Select, from the material below, each line with "FIRST" in it.
___ Exercise material ___
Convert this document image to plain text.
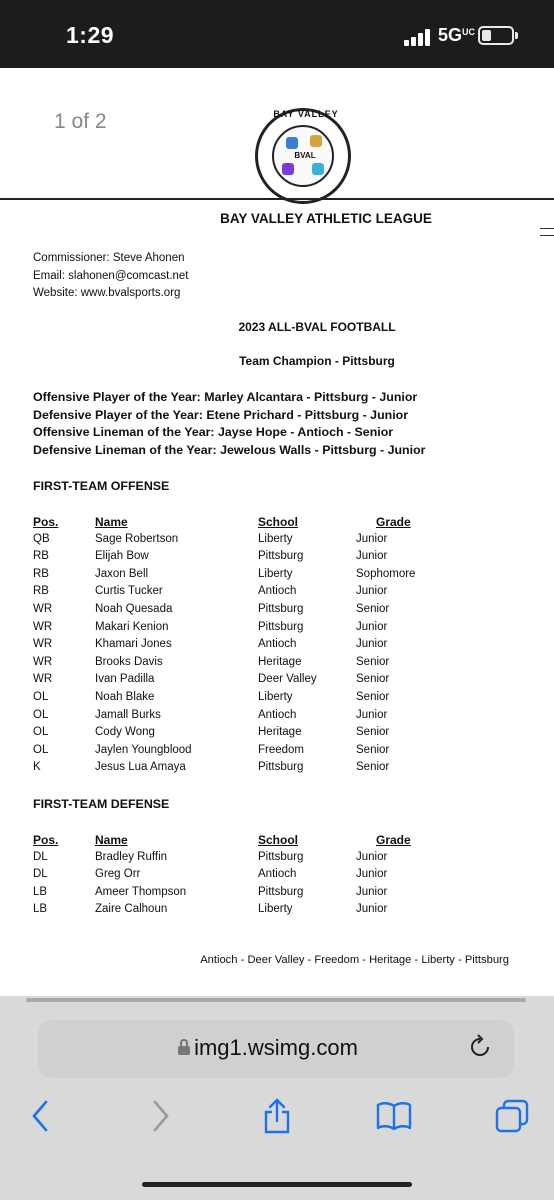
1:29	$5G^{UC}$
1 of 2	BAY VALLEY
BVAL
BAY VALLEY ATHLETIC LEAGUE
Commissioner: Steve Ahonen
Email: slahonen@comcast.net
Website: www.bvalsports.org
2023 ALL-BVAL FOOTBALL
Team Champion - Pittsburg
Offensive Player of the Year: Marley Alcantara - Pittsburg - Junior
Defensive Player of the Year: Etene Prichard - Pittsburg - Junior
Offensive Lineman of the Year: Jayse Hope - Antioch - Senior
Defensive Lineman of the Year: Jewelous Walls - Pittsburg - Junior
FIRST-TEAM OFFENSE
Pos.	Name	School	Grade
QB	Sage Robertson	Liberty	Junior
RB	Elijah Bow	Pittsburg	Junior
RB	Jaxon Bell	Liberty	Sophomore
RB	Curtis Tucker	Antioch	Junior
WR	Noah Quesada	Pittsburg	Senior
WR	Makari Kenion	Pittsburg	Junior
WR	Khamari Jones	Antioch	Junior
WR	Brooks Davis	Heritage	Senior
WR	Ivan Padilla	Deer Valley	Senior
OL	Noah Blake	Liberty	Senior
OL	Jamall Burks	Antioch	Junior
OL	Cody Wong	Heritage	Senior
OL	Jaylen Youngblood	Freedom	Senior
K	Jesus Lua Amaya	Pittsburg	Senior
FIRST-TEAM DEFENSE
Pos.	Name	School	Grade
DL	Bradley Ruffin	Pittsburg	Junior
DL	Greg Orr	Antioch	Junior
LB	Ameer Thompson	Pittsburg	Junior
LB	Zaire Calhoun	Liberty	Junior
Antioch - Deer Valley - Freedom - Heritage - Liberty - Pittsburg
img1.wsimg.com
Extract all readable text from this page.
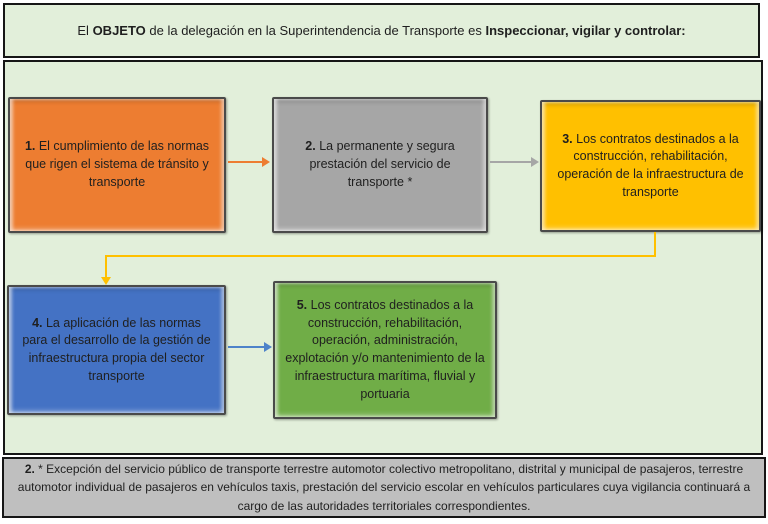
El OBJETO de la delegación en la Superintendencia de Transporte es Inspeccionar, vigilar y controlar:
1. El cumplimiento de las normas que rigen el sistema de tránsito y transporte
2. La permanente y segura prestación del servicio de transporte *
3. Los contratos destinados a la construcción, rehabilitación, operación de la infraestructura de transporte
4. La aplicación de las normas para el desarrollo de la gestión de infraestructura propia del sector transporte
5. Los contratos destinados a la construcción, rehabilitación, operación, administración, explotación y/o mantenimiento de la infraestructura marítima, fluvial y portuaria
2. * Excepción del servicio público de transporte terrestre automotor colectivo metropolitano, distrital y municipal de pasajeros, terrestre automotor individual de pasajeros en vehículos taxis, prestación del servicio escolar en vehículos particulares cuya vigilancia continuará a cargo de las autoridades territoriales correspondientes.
___
* Result *
FIRST-TEAM OFFENSE
FIRST-TEAM DEFENSE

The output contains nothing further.